## start DATA TO PROCESS

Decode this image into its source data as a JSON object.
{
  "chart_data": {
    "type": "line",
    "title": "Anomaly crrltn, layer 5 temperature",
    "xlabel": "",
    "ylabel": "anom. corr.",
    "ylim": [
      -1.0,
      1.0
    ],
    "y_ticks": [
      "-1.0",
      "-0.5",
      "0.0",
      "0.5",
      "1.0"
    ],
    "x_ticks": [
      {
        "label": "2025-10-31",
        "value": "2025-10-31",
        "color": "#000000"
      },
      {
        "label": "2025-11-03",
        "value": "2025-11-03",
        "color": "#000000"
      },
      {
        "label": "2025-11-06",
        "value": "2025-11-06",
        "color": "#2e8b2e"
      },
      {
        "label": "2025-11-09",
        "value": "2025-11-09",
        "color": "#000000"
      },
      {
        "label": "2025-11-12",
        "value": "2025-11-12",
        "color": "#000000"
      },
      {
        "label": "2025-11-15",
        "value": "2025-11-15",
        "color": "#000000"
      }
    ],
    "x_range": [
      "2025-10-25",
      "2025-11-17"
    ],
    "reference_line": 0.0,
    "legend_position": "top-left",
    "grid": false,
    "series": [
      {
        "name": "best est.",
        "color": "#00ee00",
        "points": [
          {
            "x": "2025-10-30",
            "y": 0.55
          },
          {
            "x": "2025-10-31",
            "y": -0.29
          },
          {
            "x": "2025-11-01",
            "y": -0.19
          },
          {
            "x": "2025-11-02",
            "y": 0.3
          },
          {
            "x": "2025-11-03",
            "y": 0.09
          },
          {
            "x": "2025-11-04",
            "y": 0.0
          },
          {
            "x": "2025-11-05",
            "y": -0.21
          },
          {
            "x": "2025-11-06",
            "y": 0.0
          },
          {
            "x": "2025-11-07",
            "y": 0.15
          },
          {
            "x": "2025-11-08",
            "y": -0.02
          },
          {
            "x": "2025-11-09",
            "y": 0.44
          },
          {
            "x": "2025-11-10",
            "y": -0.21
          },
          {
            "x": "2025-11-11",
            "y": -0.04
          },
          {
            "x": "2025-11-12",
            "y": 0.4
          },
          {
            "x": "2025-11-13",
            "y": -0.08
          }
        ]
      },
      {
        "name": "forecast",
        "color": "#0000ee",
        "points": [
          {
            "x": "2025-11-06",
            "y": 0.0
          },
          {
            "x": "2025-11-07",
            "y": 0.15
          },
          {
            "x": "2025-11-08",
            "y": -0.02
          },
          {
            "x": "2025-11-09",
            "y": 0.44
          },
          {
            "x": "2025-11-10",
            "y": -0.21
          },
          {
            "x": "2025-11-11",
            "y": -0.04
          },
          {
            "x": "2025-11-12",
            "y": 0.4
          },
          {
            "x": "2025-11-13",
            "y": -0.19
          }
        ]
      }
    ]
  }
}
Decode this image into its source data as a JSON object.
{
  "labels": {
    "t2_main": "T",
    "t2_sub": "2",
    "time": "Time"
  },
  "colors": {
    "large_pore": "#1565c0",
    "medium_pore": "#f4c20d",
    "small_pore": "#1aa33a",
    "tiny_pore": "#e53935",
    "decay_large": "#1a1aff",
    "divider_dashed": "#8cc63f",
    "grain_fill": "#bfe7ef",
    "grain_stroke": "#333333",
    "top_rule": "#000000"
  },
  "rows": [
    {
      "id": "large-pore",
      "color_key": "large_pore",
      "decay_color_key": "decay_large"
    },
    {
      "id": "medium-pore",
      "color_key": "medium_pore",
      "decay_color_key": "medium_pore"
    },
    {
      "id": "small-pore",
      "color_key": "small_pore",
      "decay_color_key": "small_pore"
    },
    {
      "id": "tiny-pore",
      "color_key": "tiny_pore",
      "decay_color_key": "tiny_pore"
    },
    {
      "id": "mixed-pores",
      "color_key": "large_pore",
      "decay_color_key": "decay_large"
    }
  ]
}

## end DATA TO PROCESS

**REQUIRED WORK**
Retype the listing exactly, in full.

**ANSWER FOR THE TASK**
Decode this image into its source data as a JSON object.
{
  "chart_data": {
    "type": "line",
    "title": "Anomaly crrltn, layer 5 temperature",
    "xlabel": "",
    "ylabel": "anom. corr.",
    "ylim": [
      -1.0,
      1.0
    ],
    "y_ticks": [
      "-1.0",
      "-0.5",
      "0.0",
      "0.5",
      "1.0"
    ],
    "x_ticks": [
      {
        "label": "2025-10-31",
        "value": "2025-10-31",
        "color": "#000000"
      },
      {
        "label": "2025-11-03",
        "value": "2025-11-03",
        "color": "#000000"
      },
      {
        "label": "2025-11-06",
        "value": "2025-11-06",
        "color": "#2e8b2e"
      },
      {
        "label": "2025-11-09",
        "value": "2025-11-09",
        "color": "#000000"
      },
      {
        "label": "2025-11-12",
        "value": "2025-11-12",
        "color": "#000000"
      },
      {
        "label": "2025-11-15",
        "value": "2025-11-15",
        "color": "#000000"
      }
    ],
    "x_range": [
      "2025-10-25",
      "2025-11-17"
    ],
    "reference_line": 0.0,
    "legend_position": "top-left",
    "grid": false,
    "series": [
      {
        "name": "best est.",
        "color": "#00ee00",
        "points": [
          {
            "x": "2025-10-30",
            "y": 0.55
          },
          {
            "x": "2025-10-31",
            "y": -0.29
          },
          {
            "x": "2025-11-01",
            "y": -0.19
          },
          {
            "x": "2025-11-02",
            "y": 0.3
          },
          {
            "x": "2025-11-03",
            "y": 0.09
          },
          {
            "x": "2025-11-04",
            "y": 0.0
          },
          {
            "x": "2025-11-05",
            "y": -0.21
          },
          {
            "x": "2025-11-06",
            "y": 0.0
          },
          {
            "x": "2025-11-07",
            "y": 0.15
          },
          {
            "x": "2025-11-08",
            "y": -0.02
          },
          {
            "x": "2025-11-09",
            "y": 0.44
          },
          {
            "x": "2025-11-10",
            "y": -0.21
          },
          {
            "x": "2025-11-11",
            "y": -0.04
          },
          {
            "x": "2025-11-12",
            "y": 0.4
          },
          {
            "x": "2025-11-13",
            "y": -0.08
          }
        ]
      },
      {
        "name": "forecast",
        "color": "#0000ee",
        "points": [
          {
            "x": "2025-11-06",
            "y": 0.0
          },
          {
            "x": "2025-11-07",
            "y": 0.15
          },
          {
            "x": "2025-11-08",
            "y": -0.02
          },
          {
            "x": "2025-11-09",
            "y": 0.44
          },
          {
            "x": "2025-11-10",
            "y": -0.21
          },
          {
            "x": "2025-11-11",
            "y": -0.04
          },
          {
            "x": "2025-11-12",
            "y": 0.4
          },
          {
            "x": "2025-11-13",
            "y": -0.19
          }
        ]
      }
    ]
  }
}
Decode this image into its source data as a JSON object.
{
  "labels": {
    "t2_main": "T",
    "t2_sub": "2",
    "time": "Time"
  },
  "colors": {
    "large_pore": "#1565c0",
    "medium_pore": "#f4c20d",
    "small_pore": "#1aa33a",
    "tiny_pore": "#e53935",
    "decay_large": "#1a1aff",
    "divider_dashed": "#8cc63f",
    "grain_fill": "#bfe7ef",
    "grain_stroke": "#333333",
    "top_rule": "#000000"
  },
  "rows": [
    {
      "id": "large-pore",
      "color_key": "large_pore",
      "decay_color_key": "decay_large"
    },
    {
      "id": "medium-pore",
      "color_key": "medium_pore",
      "decay_color_key": "medium_pore"
    },
    {
      "id": "small-pore",
      "color_key": "small_pore",
      "decay_color_key": "small_pore"
    },
    {
      "id": "tiny-pore",
      "color_key": "tiny_pore",
      "decay_color_key": "tiny_pore"
    },
    {
      "id": "mixed-pores",
      "color_key": "large_pore",
      "decay_color_key": "decay_large"
    }
  ]
}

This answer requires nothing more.